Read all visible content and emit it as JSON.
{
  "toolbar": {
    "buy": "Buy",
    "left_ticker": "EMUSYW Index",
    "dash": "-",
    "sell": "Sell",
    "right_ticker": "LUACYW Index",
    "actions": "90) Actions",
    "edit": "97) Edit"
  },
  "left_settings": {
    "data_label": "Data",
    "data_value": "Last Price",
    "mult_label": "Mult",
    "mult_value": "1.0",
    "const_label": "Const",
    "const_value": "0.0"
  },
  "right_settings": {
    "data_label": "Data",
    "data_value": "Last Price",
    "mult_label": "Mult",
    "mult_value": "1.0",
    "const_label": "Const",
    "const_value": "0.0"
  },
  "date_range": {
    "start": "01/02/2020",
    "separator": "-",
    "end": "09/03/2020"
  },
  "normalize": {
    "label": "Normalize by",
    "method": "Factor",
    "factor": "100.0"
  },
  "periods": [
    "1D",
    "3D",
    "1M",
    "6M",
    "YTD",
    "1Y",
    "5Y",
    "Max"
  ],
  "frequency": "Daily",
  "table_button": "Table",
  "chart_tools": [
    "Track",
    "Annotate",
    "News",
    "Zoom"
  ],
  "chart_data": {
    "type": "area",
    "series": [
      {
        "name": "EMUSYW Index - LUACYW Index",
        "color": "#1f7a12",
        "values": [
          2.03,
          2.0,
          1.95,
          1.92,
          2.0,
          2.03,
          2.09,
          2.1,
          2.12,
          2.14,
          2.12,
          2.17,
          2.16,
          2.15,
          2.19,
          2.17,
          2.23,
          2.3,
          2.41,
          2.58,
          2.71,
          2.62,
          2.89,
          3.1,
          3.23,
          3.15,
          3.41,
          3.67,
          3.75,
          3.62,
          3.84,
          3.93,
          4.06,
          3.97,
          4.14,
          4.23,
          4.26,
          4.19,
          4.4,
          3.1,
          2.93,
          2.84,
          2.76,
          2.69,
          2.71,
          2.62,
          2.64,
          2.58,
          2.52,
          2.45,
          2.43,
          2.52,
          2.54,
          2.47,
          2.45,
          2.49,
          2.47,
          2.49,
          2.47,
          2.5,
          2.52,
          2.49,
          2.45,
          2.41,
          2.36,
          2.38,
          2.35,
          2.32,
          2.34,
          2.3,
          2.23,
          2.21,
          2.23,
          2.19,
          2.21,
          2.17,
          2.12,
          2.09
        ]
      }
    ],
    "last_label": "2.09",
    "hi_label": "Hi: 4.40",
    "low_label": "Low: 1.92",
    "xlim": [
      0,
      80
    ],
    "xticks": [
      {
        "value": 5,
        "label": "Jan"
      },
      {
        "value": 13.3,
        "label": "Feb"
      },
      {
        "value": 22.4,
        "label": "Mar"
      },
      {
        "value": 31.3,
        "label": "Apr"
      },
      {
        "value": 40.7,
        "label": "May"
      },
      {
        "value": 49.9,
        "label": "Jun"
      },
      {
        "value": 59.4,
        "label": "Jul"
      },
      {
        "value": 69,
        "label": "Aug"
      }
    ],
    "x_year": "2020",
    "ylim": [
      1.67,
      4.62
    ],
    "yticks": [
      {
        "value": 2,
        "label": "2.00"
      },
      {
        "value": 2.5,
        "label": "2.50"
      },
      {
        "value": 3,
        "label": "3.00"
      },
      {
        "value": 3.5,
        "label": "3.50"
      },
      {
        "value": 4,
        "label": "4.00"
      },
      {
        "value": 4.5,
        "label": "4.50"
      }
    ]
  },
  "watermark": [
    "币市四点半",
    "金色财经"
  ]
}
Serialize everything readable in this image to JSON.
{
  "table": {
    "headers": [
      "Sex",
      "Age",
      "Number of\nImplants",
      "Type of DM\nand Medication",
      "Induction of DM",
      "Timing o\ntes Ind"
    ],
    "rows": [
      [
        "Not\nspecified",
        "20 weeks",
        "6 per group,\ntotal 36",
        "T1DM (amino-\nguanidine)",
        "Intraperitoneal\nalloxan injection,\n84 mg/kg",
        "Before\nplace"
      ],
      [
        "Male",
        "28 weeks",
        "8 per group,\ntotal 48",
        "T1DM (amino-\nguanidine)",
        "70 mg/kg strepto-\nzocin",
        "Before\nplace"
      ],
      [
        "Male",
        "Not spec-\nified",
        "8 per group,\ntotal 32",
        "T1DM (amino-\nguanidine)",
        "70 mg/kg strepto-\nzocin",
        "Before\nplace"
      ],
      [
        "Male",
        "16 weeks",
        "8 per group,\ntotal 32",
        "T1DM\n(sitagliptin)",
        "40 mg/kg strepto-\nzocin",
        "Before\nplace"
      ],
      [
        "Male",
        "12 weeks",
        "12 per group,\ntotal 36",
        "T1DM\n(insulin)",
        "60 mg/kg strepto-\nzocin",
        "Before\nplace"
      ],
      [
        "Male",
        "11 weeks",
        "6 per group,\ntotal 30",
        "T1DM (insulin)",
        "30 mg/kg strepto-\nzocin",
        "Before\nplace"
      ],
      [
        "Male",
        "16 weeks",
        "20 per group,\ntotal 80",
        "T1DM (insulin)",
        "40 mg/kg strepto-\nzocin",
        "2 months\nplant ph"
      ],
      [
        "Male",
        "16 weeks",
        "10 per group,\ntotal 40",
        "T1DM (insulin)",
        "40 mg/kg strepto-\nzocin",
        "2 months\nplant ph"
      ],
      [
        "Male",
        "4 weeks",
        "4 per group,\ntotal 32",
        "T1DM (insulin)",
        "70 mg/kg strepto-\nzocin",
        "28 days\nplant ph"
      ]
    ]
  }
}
——————
_Aim of the task_
Retype all of the entries precisely as they are.

_Output of the exercise_
Read all visible content and emit it as JSON.
{
  "toolbar": {
    "buy": "Buy",
    "left_ticker": "EMUSYW Index",
    "dash": "-",
    "sell": "Sell",
    "right_ticker": "LUACYW Index",
    "actions": "90) Actions",
    "edit": "97) Edit"
  },
  "left_settings": {
    "data_label": "Data",
    "data_value": "Last Price",
    "mult_label": "Mult",
    "mult_value": "1.0",
    "const_label": "Const",
    "const_value": "0.0"
  },
  "right_settings": {
    "data_label": "Data",
    "data_value": "Last Price",
    "mult_label": "Mult",
    "mult_value": "1.0",
    "const_label": "Const",
    "const_value": "0.0"
  },
  "date_range": {
    "start": "01/02/2020",
    "separator": "-",
    "end": "09/03/2020"
  },
  "normalize": {
    "label": "Normalize by",
    "method": "Factor",
    "factor": "100.0"
  },
  "periods": [
    "1D",
    "3D",
    "1M",
    "6M",
    "YTD",
    "1Y",
    "5Y",
    "Max"
  ],
  "frequency": "Daily",
  "table_button": "Table",
  "chart_tools": [
    "Track",
    "Annotate",
    "News",
    "Zoom"
  ],
  "chart_data": {
    "type": "area",
    "series": [
      {
        "name": "EMUSYW Index - LUACYW Index",
        "color": "#1f7a12",
        "values": [
          2.03,
          2.0,
          1.95,
          1.92,
          2.0,
          2.03,
          2.09,
          2.1,
          2.12,
          2.14,
          2.12,
          2.17,
          2.16,
          2.15,
          2.19,
          2.17,
          2.23,
          2.3,
          2.41,
          2.58,
          2.71,
          2.62,
          2.89,
          3.1,
          3.23,
          3.15,
          3.41,
          3.67,
          3.75,
          3.62,
          3.84,
          3.93,
          4.06,
          3.97,
          4.14,
          4.23,
          4.26,
          4.19,
          4.4,
          3.1,
          2.93,
          2.84,
          2.76,
          2.69,
          2.71,
          2.62,
          2.64,
          2.58,
          2.52,
          2.45,
          2.43,
          2.52,
          2.54,
          2.47,
          2.45,
          2.49,
          2.47,
          2.49,
          2.47,
          2.5,
          2.52,
          2.49,
          2.45,
          2.41,
          2.36,
          2.38,
          2.35,
          2.32,
          2.34,
          2.3,
          2.23,
          2.21,
          2.23,
          2.19,
          2.21,
          2.17,
          2.12,
          2.09
        ]
      }
    ],
    "last_label": "2.09",
    "hi_label": "Hi: 4.40",
    "low_label": "Low: 1.92",
    "xlim": [
      0,
      80
    ],
    "xticks": [
      {
        "value": 5,
        "label": "Jan"
      },
      {
        "value": 13.3,
        "label": "Feb"
      },
      {
        "value": 22.4,
        "label": "Mar"
      },
      {
        "value": 31.3,
        "label": "Apr"
      },
      {
        "value": 40.7,
        "label": "May"
      },
      {
        "value": 49.9,
        "label": "Jun"
      },
      {
        "value": 59.4,
        "label": "Jul"
      },
      {
        "value": 69,
        "label": "Aug"
      }
    ],
    "x_year": "2020",
    "ylim": [
      1.67,
      4.62
    ],
    "yticks": [
      {
        "value": 2,
        "label": "2.00"
      },
      {
        "value": 2.5,
        "label": "2.50"
      },
      {
        "value": 3,
        "label": "3.00"
      },
      {
        "value": 3.5,
        "label": "3.50"
      },
      {
        "value": 4,
        "label": "4.00"
      },
      {
        "value": 4.5,
        "label": "4.50"
      }
    ]
  },
  "watermark": [
    "币市四点半",
    "金色财经"
  ]
}
Serialize everything readable in this image to JSON.
{
  "table": {
    "headers": [
      "Sex",
      "Age",
      "Number of\nImplants",
      "Type of DM\nand Medication",
      "Induction of DM",
      "Timing o\ntes Ind"
    ],
    "rows": [
      [
        "Not\nspecified",
        "20 weeks",
        "6 per group,\ntotal 36",
        "T1DM (amino-\nguanidine)",
        "Intraperitoneal\nalloxan injection,\n84 mg/kg",
        "Before\nplace"
      ],
      [
        "Male",
        "28 weeks",
        "8 per group,\ntotal 48",
        "T1DM (amino-\nguanidine)",
        "70 mg/kg strepto-\nzocin",
        "Before\nplace"
      ],
      [
        "Male",
        "Not spec-\nified",
        "8 per group,\ntotal 32",
        "T1DM (amino-\nguanidine)",
        "70 mg/kg strepto-\nzocin",
        "Before\nplace"
      ],
      [
        "Male",
        "16 weeks",
        "8 per group,\ntotal 32",
        "T1DM\n(sitagliptin)",
        "40 mg/kg strepto-\nzocin",
        "Before\nplace"
      ],
      [
        "Male",
        "12 weeks",
        "12 per group,\ntotal 36",
        "T1DM\n(insulin)",
        "60 mg/kg strepto-\nzocin",
        "Before\nplace"
      ],
      [
        "Male",
        "11 weeks",
        "6 per group,\ntotal 30",
        "T1DM (insulin)",
        "30 mg/kg strepto-\nzocin",
        "Before\nplace"
      ],
      [
        "Male",
        "16 weeks",
        "20 per group,\ntotal 80",
        "T1DM (insulin)",
        "40 mg/kg strepto-\nzocin",
        "2 months\nplant ph"
      ],
      [
        "Male",
        "16 weeks",
        "10 per group,\ntotal 40",
        "T1DM (insulin)",
        "40 mg/kg strepto-\nzocin",
        "2 months\nplant ph"
      ],
      [
        "Male",
        "4 weeks",
        "4 per group,\ntotal 32",
        "T1DM (insulin)",
        "70 mg/kg strepto-\nzocin",
        "28 days\nplant ph"
      ]
    ]
  }
}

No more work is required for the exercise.